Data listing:
■ ■ ■
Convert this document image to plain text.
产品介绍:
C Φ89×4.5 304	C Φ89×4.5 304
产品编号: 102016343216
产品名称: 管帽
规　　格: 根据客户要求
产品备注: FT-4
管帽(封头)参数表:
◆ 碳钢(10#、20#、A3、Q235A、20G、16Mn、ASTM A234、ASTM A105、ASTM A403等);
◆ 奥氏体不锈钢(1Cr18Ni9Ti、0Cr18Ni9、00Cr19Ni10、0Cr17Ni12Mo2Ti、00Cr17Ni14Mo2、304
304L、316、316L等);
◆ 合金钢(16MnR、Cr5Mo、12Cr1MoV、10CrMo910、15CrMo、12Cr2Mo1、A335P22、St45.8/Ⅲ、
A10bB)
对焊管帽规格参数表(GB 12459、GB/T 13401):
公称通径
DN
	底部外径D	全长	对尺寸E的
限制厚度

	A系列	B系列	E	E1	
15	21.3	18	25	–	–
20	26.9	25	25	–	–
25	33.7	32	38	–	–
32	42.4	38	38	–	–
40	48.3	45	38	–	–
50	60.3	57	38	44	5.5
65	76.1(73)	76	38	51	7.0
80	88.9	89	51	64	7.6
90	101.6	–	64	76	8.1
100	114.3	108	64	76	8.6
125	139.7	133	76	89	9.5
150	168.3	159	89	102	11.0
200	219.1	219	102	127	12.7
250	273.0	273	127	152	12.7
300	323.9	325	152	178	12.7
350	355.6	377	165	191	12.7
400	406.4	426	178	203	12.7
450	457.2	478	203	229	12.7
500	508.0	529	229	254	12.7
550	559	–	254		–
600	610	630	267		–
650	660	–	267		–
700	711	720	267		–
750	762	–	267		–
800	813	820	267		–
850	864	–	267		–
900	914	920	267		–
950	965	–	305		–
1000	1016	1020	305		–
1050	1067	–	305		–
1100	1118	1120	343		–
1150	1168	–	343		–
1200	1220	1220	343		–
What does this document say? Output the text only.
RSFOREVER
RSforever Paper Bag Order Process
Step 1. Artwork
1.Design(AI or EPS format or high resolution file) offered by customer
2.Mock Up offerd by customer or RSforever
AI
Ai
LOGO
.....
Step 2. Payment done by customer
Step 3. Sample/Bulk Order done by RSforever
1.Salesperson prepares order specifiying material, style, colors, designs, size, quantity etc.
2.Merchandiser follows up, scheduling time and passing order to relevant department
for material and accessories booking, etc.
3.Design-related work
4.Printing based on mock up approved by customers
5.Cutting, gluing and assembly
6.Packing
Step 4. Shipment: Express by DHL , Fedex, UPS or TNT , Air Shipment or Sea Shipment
■ ■ ■
▶ [AIM OF THE TASK] Faithfully transcribe the whole of the data.

▶ [COMPLETED TASK]
Convert this document image to plain text.
产品介绍:
C Φ89×4.5 304	C Φ89×4.5 304
产品编号: 102016343216
产品名称: 管帽
规　　格: 根据客户要求
产品备注: FT-4
管帽(封头)参数表:
◆ 碳钢(10#、20#、A3、Q235A、20G、16Mn、ASTM A234、ASTM A105、ASTM A403等);
◆ 奥氏体不锈钢(1Cr18Ni9Ti、0Cr18Ni9、00Cr19Ni10、0Cr17Ni12Mo2Ti、00Cr17Ni14Mo2、304
304L、316、316L等);
◆ 合金钢(16MnR、Cr5Mo、12Cr1MoV、10CrMo910、15CrMo、12Cr2Mo1、A335P22、St45.8/Ⅲ、
A10bB)
对焊管帽规格参数表(GB 12459、GB/T 13401):
公称通径
DN
	底部外径D	全长	对尺寸E的
限制厚度

	A系列	B系列	E	E1	
15	21.3	18	25	–	–
20	26.9	25	25	–	–
25	33.7	32	38	–	–
32	42.4	38	38	–	–
40	48.3	45	38	–	–
50	60.3	57	38	44	5.5
65	76.1(73)	76	38	51	7.0
80	88.9	89	51	64	7.6
90	101.6	–	64	76	8.1
100	114.3	108	64	76	8.6
125	139.7	133	76	89	9.5
150	168.3	159	89	102	11.0
200	219.1	219	102	127	12.7
250	273.0	273	127	152	12.7
300	323.9	325	152	178	12.7
350	355.6	377	165	191	12.7
400	406.4	426	178	203	12.7
450	457.2	478	203	229	12.7
500	508.0	529	229	254	12.7
550	559	–	254		–
600	610	630	267		–
650	660	–	267		–
700	711	720	267		–
750	762	–	267		–
800	813	820	267		–
850	864	–	267		–
900	914	920	267		–
950	965	–	305		–
1000	1016	1020	305		–
1050	1067	–	305		–
1100	1118	1120	343		–
1150	1168	–	343		–
1200	1220	1220	343		–
What does this document say? Output the text only.
RSFOREVER
RSforever Paper Bag Order Process
Step 1. Artwork
1.Design(AI or EPS format or high resolution file) offered by customer
2.Mock Up offerd by customer or RSforever
AI
Ai
LOGO
.....
Step 2. Payment done by customer
Step 3. Sample/Bulk Order done by RSforever
1.Salesperson prepares order specifiying material, style, colors, designs, size, quantity etc.
2.Merchandiser follows up, scheduling time and passing order to relevant department
for material and accessories booking, etc.
3.Design-related work
4.Printing based on mock up approved by customers
5.Cutting, gluing and assembly
6.Packing
Step 4. Shipment: Express by DHL , Fedex, UPS or TNT , Air Shipment or Sea Shipment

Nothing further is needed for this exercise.